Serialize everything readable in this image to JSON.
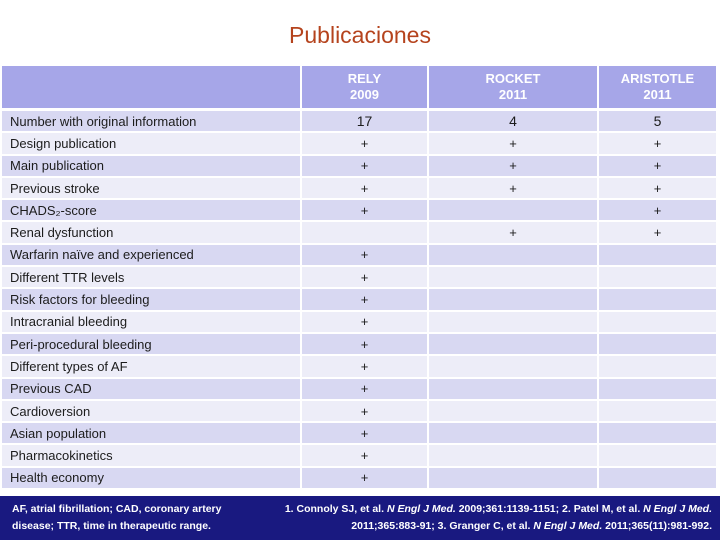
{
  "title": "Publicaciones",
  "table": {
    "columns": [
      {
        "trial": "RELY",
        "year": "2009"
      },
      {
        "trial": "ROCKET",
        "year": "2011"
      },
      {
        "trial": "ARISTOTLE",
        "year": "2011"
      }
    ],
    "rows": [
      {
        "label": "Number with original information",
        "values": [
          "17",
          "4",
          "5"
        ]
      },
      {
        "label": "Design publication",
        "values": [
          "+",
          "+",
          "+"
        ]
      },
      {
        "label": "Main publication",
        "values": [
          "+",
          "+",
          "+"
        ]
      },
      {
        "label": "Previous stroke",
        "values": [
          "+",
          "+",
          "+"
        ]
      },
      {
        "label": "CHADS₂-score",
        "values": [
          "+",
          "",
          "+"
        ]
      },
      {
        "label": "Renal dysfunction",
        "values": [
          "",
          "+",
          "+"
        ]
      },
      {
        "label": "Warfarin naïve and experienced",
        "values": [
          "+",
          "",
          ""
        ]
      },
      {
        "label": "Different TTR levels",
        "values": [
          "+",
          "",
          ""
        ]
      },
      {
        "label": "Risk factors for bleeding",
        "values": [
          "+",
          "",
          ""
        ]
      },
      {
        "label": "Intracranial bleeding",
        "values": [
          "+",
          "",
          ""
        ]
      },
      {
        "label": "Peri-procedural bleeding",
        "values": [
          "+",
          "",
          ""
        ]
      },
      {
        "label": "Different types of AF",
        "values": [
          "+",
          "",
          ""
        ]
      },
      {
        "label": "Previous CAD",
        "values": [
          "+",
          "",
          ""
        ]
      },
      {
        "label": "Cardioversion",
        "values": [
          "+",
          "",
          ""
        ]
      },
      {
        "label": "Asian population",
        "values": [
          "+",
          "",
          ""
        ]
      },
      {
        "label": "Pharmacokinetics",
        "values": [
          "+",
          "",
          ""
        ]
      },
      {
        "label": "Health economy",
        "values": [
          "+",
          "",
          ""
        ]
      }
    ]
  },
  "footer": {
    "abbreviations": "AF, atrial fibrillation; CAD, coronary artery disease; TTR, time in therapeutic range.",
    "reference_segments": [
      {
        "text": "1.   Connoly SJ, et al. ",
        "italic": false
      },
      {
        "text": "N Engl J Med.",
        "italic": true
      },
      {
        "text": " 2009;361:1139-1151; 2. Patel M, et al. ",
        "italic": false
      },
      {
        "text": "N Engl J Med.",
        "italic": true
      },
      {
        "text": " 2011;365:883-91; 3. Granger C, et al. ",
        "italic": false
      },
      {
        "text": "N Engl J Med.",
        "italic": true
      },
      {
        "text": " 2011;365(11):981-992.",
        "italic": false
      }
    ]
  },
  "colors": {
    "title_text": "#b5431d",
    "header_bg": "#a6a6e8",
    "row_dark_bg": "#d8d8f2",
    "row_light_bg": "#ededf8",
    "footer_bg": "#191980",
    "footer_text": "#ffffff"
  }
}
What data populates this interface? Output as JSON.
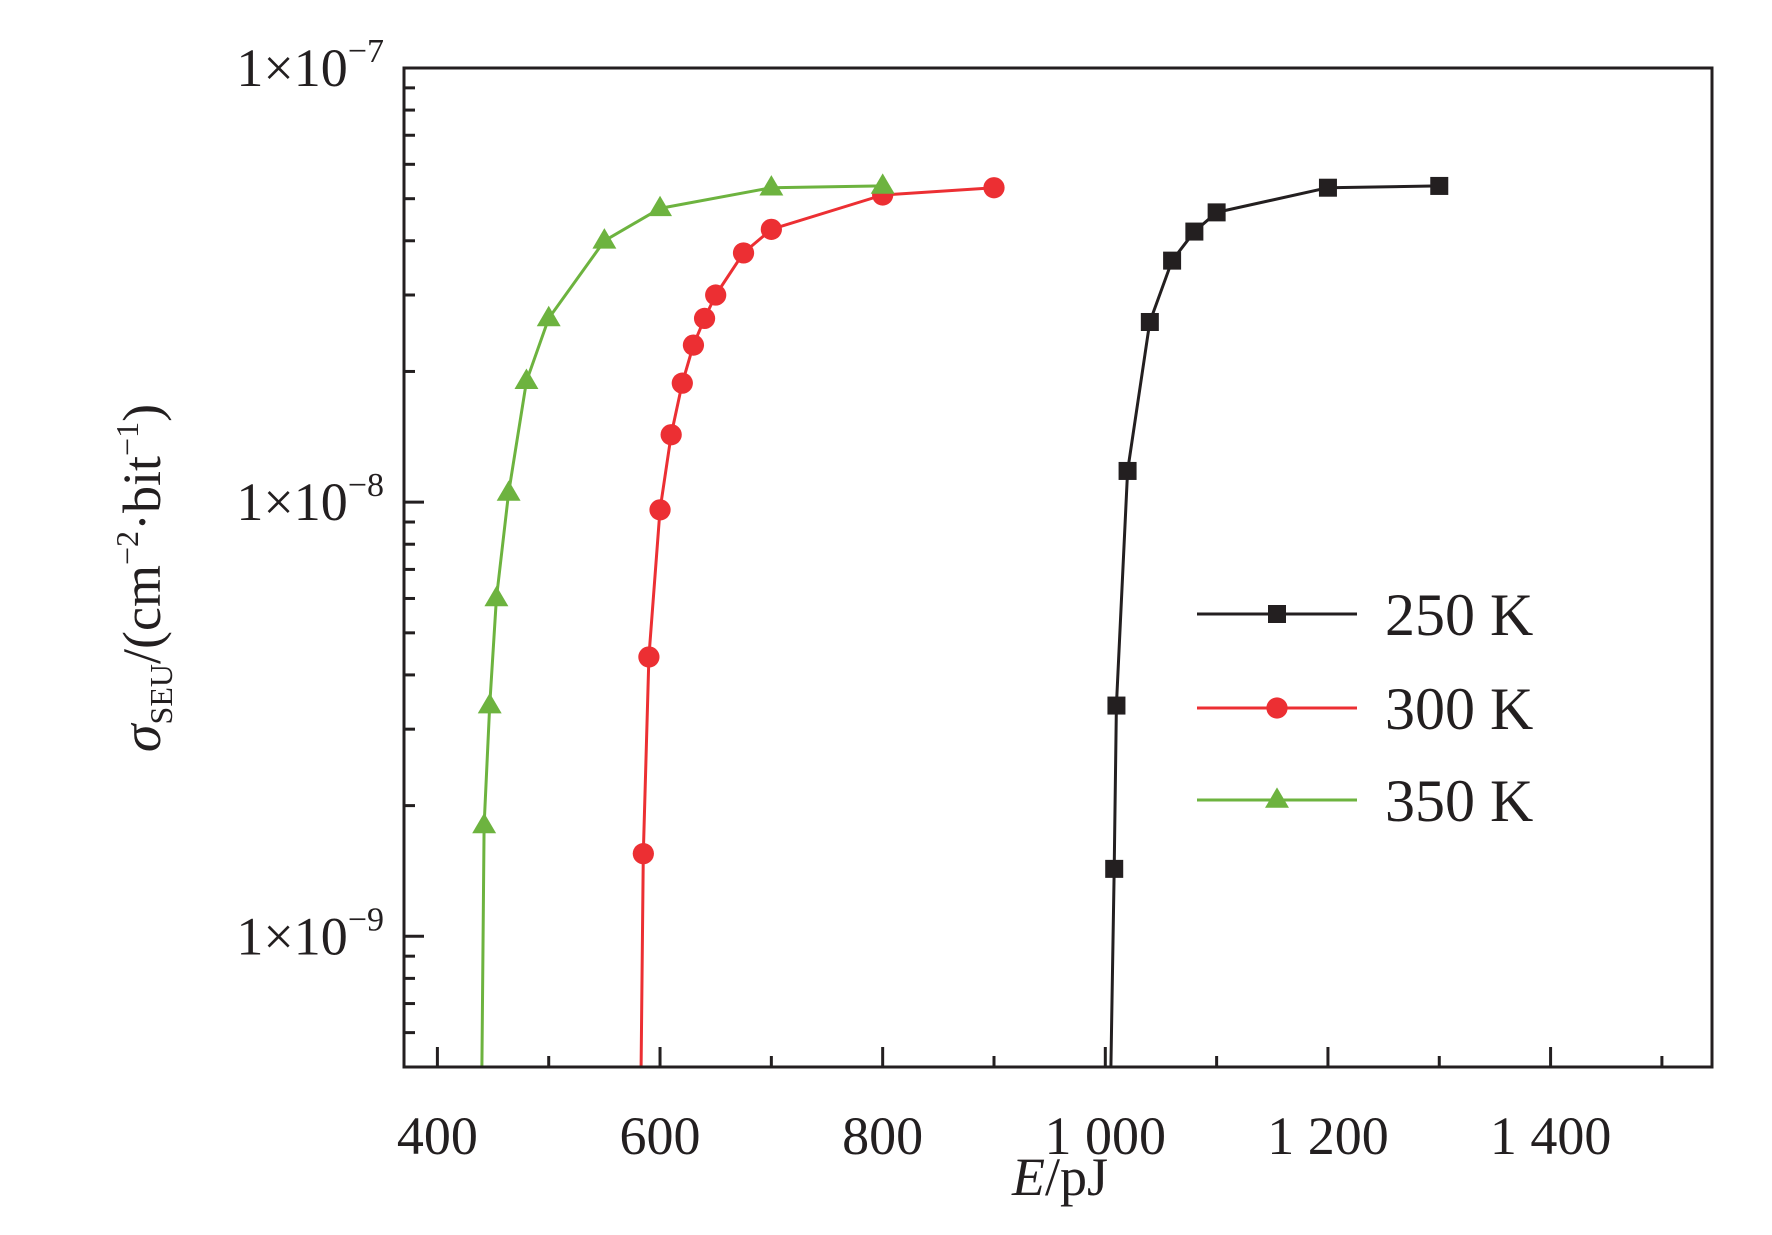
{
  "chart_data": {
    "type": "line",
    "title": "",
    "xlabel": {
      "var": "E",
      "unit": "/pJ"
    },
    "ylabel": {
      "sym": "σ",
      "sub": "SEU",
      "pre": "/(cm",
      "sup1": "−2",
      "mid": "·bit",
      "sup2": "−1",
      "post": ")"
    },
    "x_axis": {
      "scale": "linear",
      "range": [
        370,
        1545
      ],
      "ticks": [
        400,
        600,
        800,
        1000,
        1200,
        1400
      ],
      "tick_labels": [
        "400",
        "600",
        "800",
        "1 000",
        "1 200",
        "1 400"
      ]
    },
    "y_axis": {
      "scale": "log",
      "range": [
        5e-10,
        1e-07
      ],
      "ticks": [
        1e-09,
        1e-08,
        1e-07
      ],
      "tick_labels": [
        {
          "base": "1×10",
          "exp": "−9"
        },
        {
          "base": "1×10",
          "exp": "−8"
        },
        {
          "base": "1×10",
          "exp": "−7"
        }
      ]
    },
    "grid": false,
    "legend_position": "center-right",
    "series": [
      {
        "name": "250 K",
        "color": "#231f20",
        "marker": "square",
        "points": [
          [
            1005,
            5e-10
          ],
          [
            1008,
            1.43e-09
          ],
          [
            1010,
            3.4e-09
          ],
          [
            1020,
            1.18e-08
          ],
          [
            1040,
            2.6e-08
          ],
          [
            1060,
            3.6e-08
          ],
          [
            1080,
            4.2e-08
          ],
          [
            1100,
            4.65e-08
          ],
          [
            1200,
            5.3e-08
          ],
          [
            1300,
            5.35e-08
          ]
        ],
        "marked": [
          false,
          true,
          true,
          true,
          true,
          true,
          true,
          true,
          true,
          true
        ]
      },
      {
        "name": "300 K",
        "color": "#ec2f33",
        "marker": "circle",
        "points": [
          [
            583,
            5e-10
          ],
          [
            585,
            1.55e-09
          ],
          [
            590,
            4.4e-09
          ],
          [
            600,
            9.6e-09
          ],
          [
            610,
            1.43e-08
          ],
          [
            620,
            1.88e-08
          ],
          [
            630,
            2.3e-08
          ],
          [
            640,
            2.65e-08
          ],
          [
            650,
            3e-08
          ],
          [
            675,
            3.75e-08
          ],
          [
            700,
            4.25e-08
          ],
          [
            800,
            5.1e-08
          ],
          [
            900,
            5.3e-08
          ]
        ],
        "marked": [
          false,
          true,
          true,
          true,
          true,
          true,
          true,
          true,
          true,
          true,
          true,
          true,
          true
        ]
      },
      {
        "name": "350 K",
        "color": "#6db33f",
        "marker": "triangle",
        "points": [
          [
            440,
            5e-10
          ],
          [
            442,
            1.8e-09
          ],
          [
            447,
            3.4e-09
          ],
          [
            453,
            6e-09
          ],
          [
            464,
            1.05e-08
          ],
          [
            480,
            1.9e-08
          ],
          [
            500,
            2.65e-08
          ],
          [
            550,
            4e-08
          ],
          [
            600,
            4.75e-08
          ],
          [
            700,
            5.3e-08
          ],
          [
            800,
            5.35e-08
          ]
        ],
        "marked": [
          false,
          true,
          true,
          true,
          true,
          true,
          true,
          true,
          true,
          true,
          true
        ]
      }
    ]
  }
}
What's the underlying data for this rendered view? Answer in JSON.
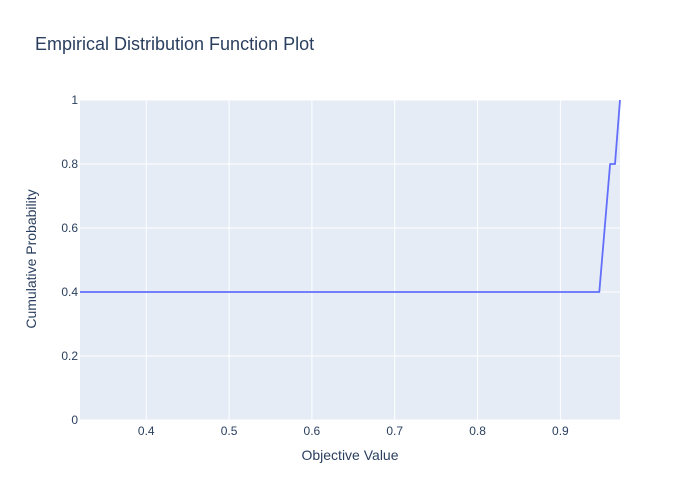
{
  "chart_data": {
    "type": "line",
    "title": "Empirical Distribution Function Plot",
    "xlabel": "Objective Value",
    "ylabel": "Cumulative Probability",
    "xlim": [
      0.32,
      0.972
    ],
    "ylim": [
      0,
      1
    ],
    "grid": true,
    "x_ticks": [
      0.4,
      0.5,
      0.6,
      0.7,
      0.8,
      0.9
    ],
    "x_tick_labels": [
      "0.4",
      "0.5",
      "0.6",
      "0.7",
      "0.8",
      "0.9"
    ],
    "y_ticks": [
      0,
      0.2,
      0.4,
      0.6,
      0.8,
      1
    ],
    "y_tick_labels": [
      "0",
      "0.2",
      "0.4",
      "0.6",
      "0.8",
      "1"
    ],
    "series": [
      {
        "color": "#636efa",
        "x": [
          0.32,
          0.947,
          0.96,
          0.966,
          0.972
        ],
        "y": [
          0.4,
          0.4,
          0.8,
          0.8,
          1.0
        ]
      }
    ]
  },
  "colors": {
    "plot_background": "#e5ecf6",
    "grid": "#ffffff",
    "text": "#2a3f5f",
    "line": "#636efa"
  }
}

» **WHAT IS EXPECTED**: How many lines in the records above contain the word "this"? Reply with the number and nothing more.

» **FULL RESPONSE**: 3